--- begin Stored rows ---

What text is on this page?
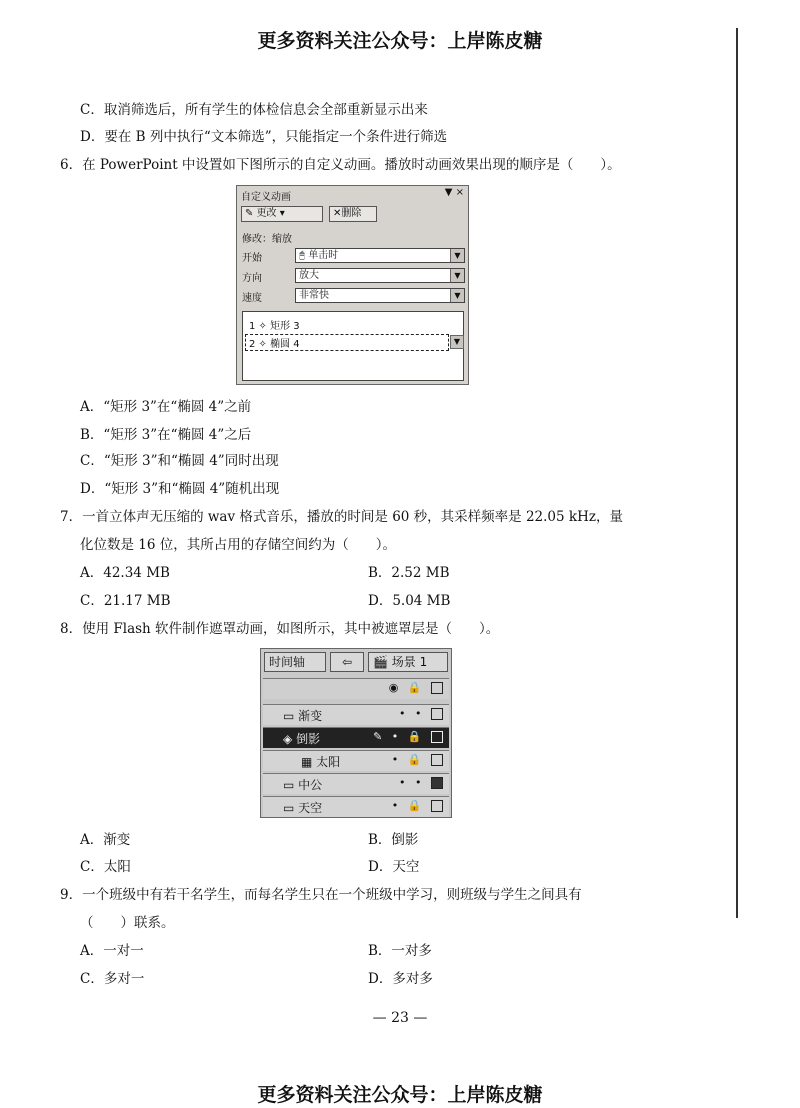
更多资料关注公众号：上岸陈皮糖
C．取消筛选后，所有学生的体检信息会全部重新显示出来
D．要在 B 列中执行“文本筛选”，只能指定一个条件进行筛选
6．在 PowerPoint 中设置如下图所示的自定义动画。播放时动画效果出现的顺序是（　　）。
自定义动画	▼ ×
✎ 更改 ▾	✕删除
修改：缩放
开始	🖰 单击时	▼
方向	放大	▼
速度	非常快	▼
1 ✧ 矩形 3
2 ✧ 椭圆 4	▼
A．“矩形 3”在“椭圆 4”之前
B．“矩形 3”在“椭圆 4”之后
C．“矩形 3”和“椭圆 4”同时出现
D．“矩形 3”和“椭圆 4”随机出现
7．一首立体声无压缩的 wav 格式音乐，播放的时间是 60 秒，其采样频率是 22.05 kHz，量
化位数是 16 位，其所占用的存储空间约为（　　）。
A．42.34 MB	B．2.52 MB
C．21.17 MB	D．5.04 MB
8．使用 Flash 软件制作遮罩动画，如图所示，其中被遮罩层是（　　）。
时间轴	⇦	🎬 场景 1
◉ 🔒
▭ 渐变	• •
◈ 倒影	✎ • 🔒
▦ 太阳	• 🔒
▭ 中公	• •
▭ 天空	• 🔒
A．渐变	B．倒影
C．太阳	D．天空
9．一个班级中有若干名学生，而每名学生只在一个班级中学习，则班级与学生之间具有
（　　）联系。
A．一对一	B．一对多
C．多对一	D．多对多
— 23 —
更多资料关注公众号：上岸陈皮糖
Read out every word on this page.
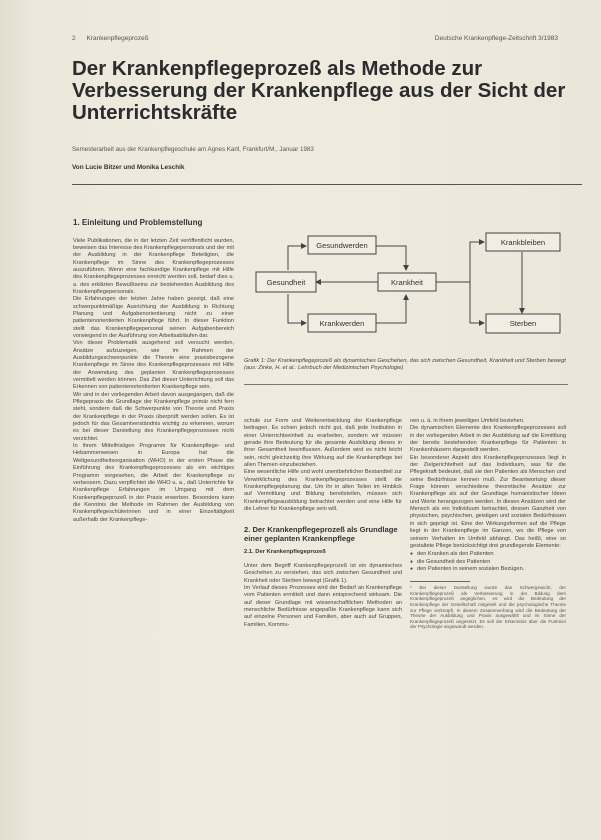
2 Krankenpflegeprozeß	Deutsche Krankenpflege-Zeitschrift 3/1983
Der Krankenpflegeprozeß als Methode zur Verbesserung der Krankenpflege aus der Sicht der Unterrichtskräfte
Semesterarbeit aus der Krankenpflegeschule am Agnes Karll, Frankfurt/M., Januar 1983
Von Lucie Bitzer und Monika Leschik
Gesundwerden
Gesundheit	Krankheit
Krankwerden
Krankbleiben
Sterben
Grafik 1: Der Krankenpflegeprozeß als dynamisches Geschehen, das sich zwischen Gesundheit, Krankheit und Sterben bewegt (aus: Zinke, H. et al.: Lehrbuch der Medizinischen Psychologie)
1. Einleitung und Problemstellung

Viele Publikationen, die in der letzten Zeit veröffentlicht wurden, beweisen das Interesse des Krankenpflegepersonals und der mit der Ausbildung in der Krankenpflege Beteiligten, die Krankenpflege im Sinne des Krankenpflegeprozesses auszuführen. Wenn eine fachkundige Krankenpflege mit Hilfe des Krankenpflegeprozesses erreicht werden soll, bedarf dies u. a. des erklärten Bewußtseins zur bestehenden Ausbildung des Krankenpflegepersonals.

Die Erfahrungen der letzten Jahre haben gezeigt, daß eine schwerpunktmäßige Ausrichtung der Ausbildung in Richtung Planung und Aufgabenorientierung nicht zu einer patientenorientierten Krankenpflege führt. In dieser Funktion stellt das Krankenpflegepersonal seinen Aufgabenbereich vorwiegend in der Ausführung von Arbeitsabläufen dar.

Von dieser Problematik ausgehend soll versucht werden, Ansätze aufzuzeigen, wie im Rahmen der Ausbildungsschwerpunkte die Theorie eine praxisbezogene Krankenpflege im Sinne des Krankenpflegeprozesses mit Hilfe der Anwendung des geplanten Krankenpflegeprozesses vermittelt werden können. Das Ziel dieser Unterrichtung soll das Erkennen von patientenorientierten Krankenpflege sein.

Wir sind in der vorliegenden Arbeit davon ausgegangen, daß die Pflegepraxis die Grundlage der Krankenpflege primär nicht fern steht, sondern daß die Schwerpunkte von Theorie und Praxis der Krankenpflege in der Praxis überprüft werden sollen. Es ist jedoch für das Gesamtverständnis wichtig zu erkennen, worum es bei dieser Darstellung des Krankenpflegeprozesses nicht verzichtet.

In ihrem Mittelfristigen Programm für Krankenpflege- und Hebammenwesen in Europa hat die Weltgesundheitsorganisation (WHO) in der ersten Phase die Einführung des Krankenpflegeprozesses als ein wichtiges Programm vorgesehen, die Arbeit der Krankenpflege zu verbessern. Dazu verpflichtet die WHO u. a., daß Unterrichte für Krankenpflege Erfahrungen im Umgang mit dem Krankenpflegeprozeß in der Praxis erwerben. Besonders kann die Kenntnis der Methode im Rahmen der Ausbildung von Krankenpflegeschülerinnen und in einer Einzeltätigkeit außerhalb der Krankenpflege-

schule zur Form und Weiterentwicklung der Krankenpflege beitragen. Es schien jedoch nicht gut, daß jede Institution in einer Unterrichtseinheit zu erarbeiten, sondern wir müssen gerade ihre Bedeutung für die gesamte Ausbildung dieses in ihrer Gesamtheit beeinflussen. Außerdem wird es nicht leicht sein, nicht gleichzeitig ihre Wirkung auf die Krankenpflege bei allen Themen einzubeziehen.

Eine wesentliche Hilfe und wohl unentbehrlicher Bestandteil zur Verwirklichung des Krankenpflegeprozesses stellt die Krankenpflegeplanung dar. Um ihr in allen Teilen im Hinblick auf Vermittlung und Bildung bereitstellen, müssen sich Krankenpflegeausbildung betrachtet werden und eine Hilfe für die Lehrer für Krankenpflege sein will.

2. Der Krankenpflegeprozeß als Grundlage einer geplanten Krankenpflege
2.1. Der Krankenpflegeprozeß

Unter dem Begriff Krankenpflegeprozeß ist ein dynamisches Geschehen zu verstehen, das sich zwischen Gesundheit und Krankheit oder Sterben bewegt (Grafik 1).

Im Verlauf dieses Prozesses wird der Bedarf an Krankenpflege vom Patienten ermittelt und dann entsprechend wirksam. Die auf dieser Grundlage mit wissenschaftlichen Methoden an menschliche Bedürfnisse angepaßte Krankenpflege kann sich auf einzelne Personen und Familien, aber auch auf Gruppen, Familien, Kommu-

nen u. ä. in ihrem jeweiligen Umfeld beziehen.

Die dynamischen Elemente des Krankenpflegeprozesses soll in der vorliegenden Arbeit in der Ausbildung auf die Ermittlung der bereits bestehenden Krankenpflege für Patienten in Krankenhäusern dargestellt werden.

Ein besonderer Aspekt des Krankenpflegeprozesses liegt in der Zielgerichtetheit auf das Individuum, was für die Pflegekraft bedeutet, daß sie den Patienten als Menschen und seine Bedürfnisse kennen muß. Zur Beantwortung dieser Frage können verschiedene theoretische Ansätze zur Krankenpflege als auf der Grundlage humanistischer Ideen und Werte herangezogen werden. In diesen Ansätzen wird der Mensch als ein Individuum betrachtet, dessen Ganzheit von physischen, psychischen, geistigen und sozialen Bedürfnissen in sich geprägt ist. Eine der Wirkungsformen auf die Pflege liegt in der Krankenpflege im Ganzen, wo die Pflege von seinem Verhalten im Umfeld abhängt. Das heißt, eine so gestaltete Pflege berücksichtigt drei grundlegende Elemente:

● den Kranken als den Patienten
● die Gesundheit des Patienten
● den Patienten in seinem sozialen Bezügen.
* Bei dieser Darstellung wurde das Schwergewicht, der Krankenpflegeprozeß als Verbesserung in der Bildung dem Krankenpflegeprozeß angeglichen, es wird die Bedeutung der Krankenpflege der Gesellschaft mitgeteilt und die psychologische Theorie zur Pflege verknüpft. In diesem Zusammenhang wird die Bedeutung der Theorie der Ausbildung und Praxis ausgewählt und im Sinne der Krankenpflegeprozeß angesetzt. Es soll der Erkenntnis über die Funktion der Psychologie angewandt werden.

--- end Stored rows ---

Goal of the exercise →
Print every entry exactly as written, without the pictures.

Task answer →
What text is on this page?
更多资料关注公众号：上岸陈皮糖
C．取消筛选后，所有学生的体检信息会全部重新显示出来
D．要在 B 列中执行“文本筛选”，只能指定一个条件进行筛选
6．在 PowerPoint 中设置如下图所示的自定义动画。播放时动画效果出现的顺序是（　　）。
自定义动画	▼ ×
✎ 更改 ▾	✕删除
修改：缩放
开始	🖰 单击时	▼
方向	放大	▼
速度	非常快	▼
1 ✧ 矩形 3
2 ✧ 椭圆 4	▼
A．“矩形 3”在“椭圆 4”之前
B．“矩形 3”在“椭圆 4”之后
C．“矩形 3”和“椭圆 4”同时出现
D．“矩形 3”和“椭圆 4”随机出现
7．一首立体声无压缩的 wav 格式音乐，播放的时间是 60 秒，其采样频率是 22.05 kHz，量
化位数是 16 位，其所占用的存储空间约为（　　）。
A．42.34 MB	B．2.52 MB
C．21.17 MB	D．5.04 MB
8．使用 Flash 软件制作遮罩动画，如图所示，其中被遮罩层是（　　）。
时间轴	⇦	🎬 场景 1
◉ 🔒
▭ 渐变	• •
◈ 倒影	✎ • 🔒
▦ 太阳	• 🔒
▭ 中公	• •
▭ 天空	• 🔒
A．渐变	B．倒影
C．太阳	D．天空
9．一个班级中有若干名学生，而每名学生只在一个班级中学习，则班级与学生之间具有
（　　）联系。
A．一对一	B．一对多
C．多对一	D．多对多
— 23 —
更多资料关注公众号：上岸陈皮糖
Read out every word on this page.
2 Krankenpflegeprozeß	Deutsche Krankenpflege-Zeitschrift 3/1983
Der Krankenpflegeprozeß als Methode zur Verbesserung der Krankenpflege aus der Sicht der Unterrichtskräfte
Semesterarbeit aus der Krankenpflegeschule am Agnes Karll, Frankfurt/M., Januar 1983
Von Lucie Bitzer und Monika Leschik
Gesundwerden
Gesundheit	Krankheit
Krankwerden
Krankbleiben
Sterben
Grafik 1: Der Krankenpflegeprozeß als dynamisches Geschehen, das sich zwischen Gesundheit, Krankheit und Sterben bewegt (aus: Zinke, H. et al.: Lehrbuch der Medizinischen Psychologie)
1. Einleitung und Problemstellung

Viele Publikationen, die in der letzten Zeit veröffentlicht wurden, beweisen das Interesse des Krankenpflegepersonals und der mit der Ausbildung in der Krankenpflege Beteiligten, die Krankenpflege im Sinne des Krankenpflegeprozesses auszuführen. Wenn eine fachkundige Krankenpflege mit Hilfe des Krankenpflegeprozesses erreicht werden soll, bedarf dies u. a. des erklärten Bewußtseins zur bestehenden Ausbildung des Krankenpflegepersonals.

Die Erfahrungen der letzten Jahre haben gezeigt, daß eine schwerpunktmäßige Ausrichtung der Ausbildung in Richtung Planung und Aufgabenorientierung nicht zu einer patientenorientierten Krankenpflege führt. In dieser Funktion stellt das Krankenpflegepersonal seinen Aufgabenbereich vorwiegend in der Ausführung von Arbeitsabläufen dar.

Von dieser Problematik ausgehend soll versucht werden, Ansätze aufzuzeigen, wie im Rahmen der Ausbildungsschwerpunkte die Theorie eine praxisbezogene Krankenpflege im Sinne des Krankenpflegeprozesses mit Hilfe der Anwendung des geplanten Krankenpflegeprozesses vermittelt werden können. Das Ziel dieser Unterrichtung soll das Erkennen von patientenorientierten Krankenpflege sein.

Wir sind in der vorliegenden Arbeit davon ausgegangen, daß die Pflegepraxis die Grundlage der Krankenpflege primär nicht fern steht, sondern daß die Schwerpunkte von Theorie und Praxis der Krankenpflege in der Praxis überprüft werden sollen. Es ist jedoch für das Gesamtverständnis wichtig zu erkennen, worum es bei dieser Darstellung des Krankenpflegeprozesses nicht verzichtet.

In ihrem Mittelfristigen Programm für Krankenpflege- und Hebammenwesen in Europa hat die Weltgesundheitsorganisation (WHO) in der ersten Phase die Einführung des Krankenpflegeprozesses als ein wichtiges Programm vorgesehen, die Arbeit der Krankenpflege zu verbessern. Dazu verpflichtet die WHO u. a., daß Unterrichte für Krankenpflege Erfahrungen im Umgang mit dem Krankenpflegeprozeß in der Praxis erwerben. Besonders kann die Kenntnis der Methode im Rahmen der Ausbildung von Krankenpflegeschülerinnen und in einer Einzeltätigkeit außerhalb der Krankenpflege-

schule zur Form und Weiterentwicklung der Krankenpflege beitragen. Es schien jedoch nicht gut, daß jede Institution in einer Unterrichtseinheit zu erarbeiten, sondern wir müssen gerade ihre Bedeutung für die gesamte Ausbildung dieses in ihrer Gesamtheit beeinflussen. Außerdem wird es nicht leicht sein, nicht gleichzeitig ihre Wirkung auf die Krankenpflege bei allen Themen einzubeziehen.

Eine wesentliche Hilfe und wohl unentbehrlicher Bestandteil zur Verwirklichung des Krankenpflegeprozesses stellt die Krankenpflegeplanung dar. Um ihr in allen Teilen im Hinblick auf Vermittlung und Bildung bereitstellen, müssen sich Krankenpflegeausbildung betrachtet werden und eine Hilfe für die Lehrer für Krankenpflege sein will.

2. Der Krankenpflegeprozeß als Grundlage einer geplanten Krankenpflege
2.1. Der Krankenpflegeprozeß

Unter dem Begriff Krankenpflegeprozeß ist ein dynamisches Geschehen zu verstehen, das sich zwischen Gesundheit und Krankheit oder Sterben bewegt (Grafik 1).

Im Verlauf dieses Prozesses wird der Bedarf an Krankenpflege vom Patienten ermittelt und dann entsprechend wirksam. Die auf dieser Grundlage mit wissenschaftlichen Methoden an menschliche Bedürfnisse angepaßte Krankenpflege kann sich auf einzelne Personen und Familien, aber auch auf Gruppen, Familien, Kommu-

nen u. ä. in ihrem jeweiligen Umfeld beziehen.

Die dynamischen Elemente des Krankenpflegeprozesses soll in der vorliegenden Arbeit in der Ausbildung auf die Ermittlung der bereits bestehenden Krankenpflege für Patienten in Krankenhäusern dargestellt werden.

Ein besonderer Aspekt des Krankenpflegeprozesses liegt in der Zielgerichtetheit auf das Individuum, was für die Pflegekraft bedeutet, daß sie den Patienten als Menschen und seine Bedürfnisse kennen muß. Zur Beantwortung dieser Frage können verschiedene theoretische Ansätze zur Krankenpflege als auf der Grundlage humanistischer Ideen und Werte herangezogen werden. In diesen Ansätzen wird der Mensch als ein Individuum betrachtet, dessen Ganzheit von physischen, psychischen, geistigen und sozialen Bedürfnissen in sich geprägt ist. Eine der Wirkungsformen auf die Pflege liegt in der Krankenpflege im Ganzen, wo die Pflege von seinem Verhalten im Umfeld abhängt. Das heißt, eine so gestaltete Pflege berücksichtigt drei grundlegende Elemente:

● den Kranken als den Patienten
● die Gesundheit des Patienten
● den Patienten in seinem sozialen Bezügen.
* Bei dieser Darstellung wurde das Schwergewicht, der Krankenpflegeprozeß als Verbesserung in der Bildung dem Krankenpflegeprozeß angeglichen, es wird die Bedeutung der Krankenpflege der Gesellschaft mitgeteilt und die psychologische Theorie zur Pflege verknüpft. In diesem Zusammenhang wird die Bedeutung der Theorie der Ausbildung und Praxis ausgewählt und im Sinne der Krankenpflegeprozeß angesetzt. Es soll der Erkenntnis über die Funktion der Psychologie angewandt werden.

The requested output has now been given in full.